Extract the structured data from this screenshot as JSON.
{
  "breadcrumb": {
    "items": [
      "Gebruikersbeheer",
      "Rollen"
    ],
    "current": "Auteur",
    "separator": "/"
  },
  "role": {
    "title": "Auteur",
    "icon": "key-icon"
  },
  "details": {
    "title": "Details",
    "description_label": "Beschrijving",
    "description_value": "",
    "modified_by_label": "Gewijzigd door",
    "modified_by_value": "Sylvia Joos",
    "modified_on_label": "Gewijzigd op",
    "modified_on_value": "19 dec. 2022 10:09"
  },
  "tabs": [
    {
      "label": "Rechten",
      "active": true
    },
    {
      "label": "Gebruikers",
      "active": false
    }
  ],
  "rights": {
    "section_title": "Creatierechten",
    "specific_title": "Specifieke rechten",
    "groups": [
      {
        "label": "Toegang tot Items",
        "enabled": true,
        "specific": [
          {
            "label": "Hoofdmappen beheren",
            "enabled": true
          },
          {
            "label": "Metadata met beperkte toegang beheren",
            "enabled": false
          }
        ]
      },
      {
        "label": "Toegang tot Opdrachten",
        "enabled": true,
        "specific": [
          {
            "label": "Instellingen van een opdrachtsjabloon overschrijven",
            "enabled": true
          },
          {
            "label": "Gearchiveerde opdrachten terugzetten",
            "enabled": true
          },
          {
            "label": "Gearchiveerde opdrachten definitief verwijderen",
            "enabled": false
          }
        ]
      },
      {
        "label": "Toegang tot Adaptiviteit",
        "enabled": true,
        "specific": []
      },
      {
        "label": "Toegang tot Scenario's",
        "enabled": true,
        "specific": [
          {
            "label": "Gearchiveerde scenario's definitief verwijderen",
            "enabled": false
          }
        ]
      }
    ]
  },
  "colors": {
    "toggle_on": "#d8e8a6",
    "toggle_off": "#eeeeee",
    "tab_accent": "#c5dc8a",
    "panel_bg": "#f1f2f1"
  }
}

Goal of the exercise: Retype the data in full and match it exactly.

Solved exercise:
Extract the structured data from this screenshot as JSON.
{
  "breadcrumb": {
    "items": [
      "Gebruikersbeheer",
      "Rollen"
    ],
    "current": "Auteur",
    "separator": "/"
  },
  "role": {
    "title": "Auteur",
    "icon": "key-icon"
  },
  "details": {
    "title": "Details",
    "description_label": "Beschrijving",
    "description_value": "",
    "modified_by_label": "Gewijzigd door",
    "modified_by_value": "Sylvia Joos",
    "modified_on_label": "Gewijzigd op",
    "modified_on_value": "19 dec. 2022 10:09"
  },
  "tabs": [
    {
      "label": "Rechten",
      "active": true
    },
    {
      "label": "Gebruikers",
      "active": false
    }
  ],
  "rights": {
    "section_title": "Creatierechten",
    "specific_title": "Specifieke rechten",
    "groups": [
      {
        "label": "Toegang tot Items",
        "enabled": true,
        "specific": [
          {
            "label": "Hoofdmappen beheren",
            "enabled": true
          },
          {
            "label": "Metadata met beperkte toegang beheren",
            "enabled": false
          }
        ]
      },
      {
        "label": "Toegang tot Opdrachten",
        "enabled": true,
        "specific": [
          {
            "label": "Instellingen van een opdrachtsjabloon overschrijven",
            "enabled": true
          },
          {
            "label": "Gearchiveerde opdrachten terugzetten",
            "enabled": true
          },
          {
            "label": "Gearchiveerde opdrachten definitief verwijderen",
            "enabled": false
          }
        ]
      },
      {
        "label": "Toegang tot Adaptiviteit",
        "enabled": true,
        "specific": []
      },
      {
        "label": "Toegang tot Scenario's",
        "enabled": true,
        "specific": [
          {
            "label": "Gearchiveerde scenario's definitief verwijderen",
            "enabled": false
          }
        ]
      }
    ]
  },
  "colors": {
    "toggle_on": "#d8e8a6",
    "toggle_off": "#eeeeee",
    "tab_accent": "#c5dc8a",
    "panel_bg": "#f1f2f1"
  }
}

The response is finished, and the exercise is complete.